Task description ▸
Answer these questions from the text on the piano lessons, marking each answer with its letter.
(a) How many students does Price give lessons to each semester?
(b) How old was Stanton Rogers when he started lessons with Price?
(c) From whom did the Rogers family hear about Price's program?

Passage provided ▸
★ ★ ★ ★ ★ ★ ★
It also has brought graduate students to USC specifically because they want to do research and learn best practices for teaching piano to students with autism, dyslexia, ADHD or other disabilities.

“It has filtered into the profession now, to the point where there are people who really want to specialize in this kind of work,” Price says.

Man playing the piano on stage as teacher looks on

Student stories

Each semester Price offers lessons to nine to 12 students, some as young as 4 all the way into their late 20s. The students and their parents come to weekly lessons, and each semester ends with a recital performance.

Wilfred Rogers, an assistant principal at the alternative high school in Richland School District One, takes his son Stanton to lessons on the USC campus each week. He says Price has the temperament and patience to work with students with disabilities, a population often overlooked in day-to-day activities.

Stanton Rogers has been taking lessons with Price since he was 7 years old, soon after he was diagnosed with autism. He is now 24.

“Back then, 20 years ago, we really didn't know how to approach it, what it entailed or anything,” Wilfred Rogers says. “But we did know that we needed to do something to keep his mind stimulated.”

The Rogers family heard about Price’s program from the parent of another student with a disability. The connection between Stanton Rogers and Price has kept them coming back for 17 years.

“We keep him in because of the bond he has with Dr. Price and the brain exercises of playing the piano help him out as far as some of his other skills,” Wilfred Rogers says. “He's not a maestro by any means, but he likes it. He really likes it. And we like him doing it.”

He also likes seeing his son and the other students perform each semester.
★ ★ ★ ★ ★ ★ ★
Provided data ▸
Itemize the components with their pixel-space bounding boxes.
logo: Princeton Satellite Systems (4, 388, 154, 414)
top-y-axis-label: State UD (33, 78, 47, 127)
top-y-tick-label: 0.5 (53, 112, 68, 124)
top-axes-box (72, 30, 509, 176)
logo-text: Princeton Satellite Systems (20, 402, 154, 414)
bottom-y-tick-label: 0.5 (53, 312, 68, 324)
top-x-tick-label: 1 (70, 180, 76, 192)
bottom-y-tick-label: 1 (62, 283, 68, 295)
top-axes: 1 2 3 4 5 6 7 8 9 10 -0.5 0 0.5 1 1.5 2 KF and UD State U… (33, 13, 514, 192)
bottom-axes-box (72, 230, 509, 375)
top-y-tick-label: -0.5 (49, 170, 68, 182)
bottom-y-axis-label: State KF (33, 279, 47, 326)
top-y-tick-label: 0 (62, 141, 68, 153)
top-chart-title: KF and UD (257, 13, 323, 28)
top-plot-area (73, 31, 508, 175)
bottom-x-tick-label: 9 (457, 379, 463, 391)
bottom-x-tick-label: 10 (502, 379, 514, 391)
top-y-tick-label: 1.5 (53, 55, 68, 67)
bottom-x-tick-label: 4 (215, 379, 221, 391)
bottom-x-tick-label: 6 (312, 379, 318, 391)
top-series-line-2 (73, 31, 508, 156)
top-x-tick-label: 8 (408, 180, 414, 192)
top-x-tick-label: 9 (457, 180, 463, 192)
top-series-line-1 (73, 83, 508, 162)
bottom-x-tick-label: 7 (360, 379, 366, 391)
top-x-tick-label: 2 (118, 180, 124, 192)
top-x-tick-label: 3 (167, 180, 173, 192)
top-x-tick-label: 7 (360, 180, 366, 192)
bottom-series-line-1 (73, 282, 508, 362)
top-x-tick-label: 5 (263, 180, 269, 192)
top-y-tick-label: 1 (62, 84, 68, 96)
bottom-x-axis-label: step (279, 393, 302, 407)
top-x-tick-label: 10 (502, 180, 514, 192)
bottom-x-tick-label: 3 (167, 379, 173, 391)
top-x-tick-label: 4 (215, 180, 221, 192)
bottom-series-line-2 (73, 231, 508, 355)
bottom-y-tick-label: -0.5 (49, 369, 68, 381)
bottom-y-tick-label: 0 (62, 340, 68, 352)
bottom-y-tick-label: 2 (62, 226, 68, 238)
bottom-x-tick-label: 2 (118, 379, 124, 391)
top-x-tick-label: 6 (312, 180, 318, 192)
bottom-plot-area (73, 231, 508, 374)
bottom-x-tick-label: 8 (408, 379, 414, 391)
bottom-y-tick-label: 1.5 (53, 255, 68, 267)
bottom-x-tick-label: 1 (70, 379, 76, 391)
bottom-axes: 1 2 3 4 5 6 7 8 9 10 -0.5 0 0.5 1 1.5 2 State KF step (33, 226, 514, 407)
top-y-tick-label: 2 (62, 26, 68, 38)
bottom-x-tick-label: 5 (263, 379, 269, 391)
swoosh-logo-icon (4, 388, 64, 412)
★ ★ ★ ★ ★ ★ ★
Result ▸
(a) Nine to 12 students.
(b) He was 7 years old.
(c) From the parent of another student with a disability.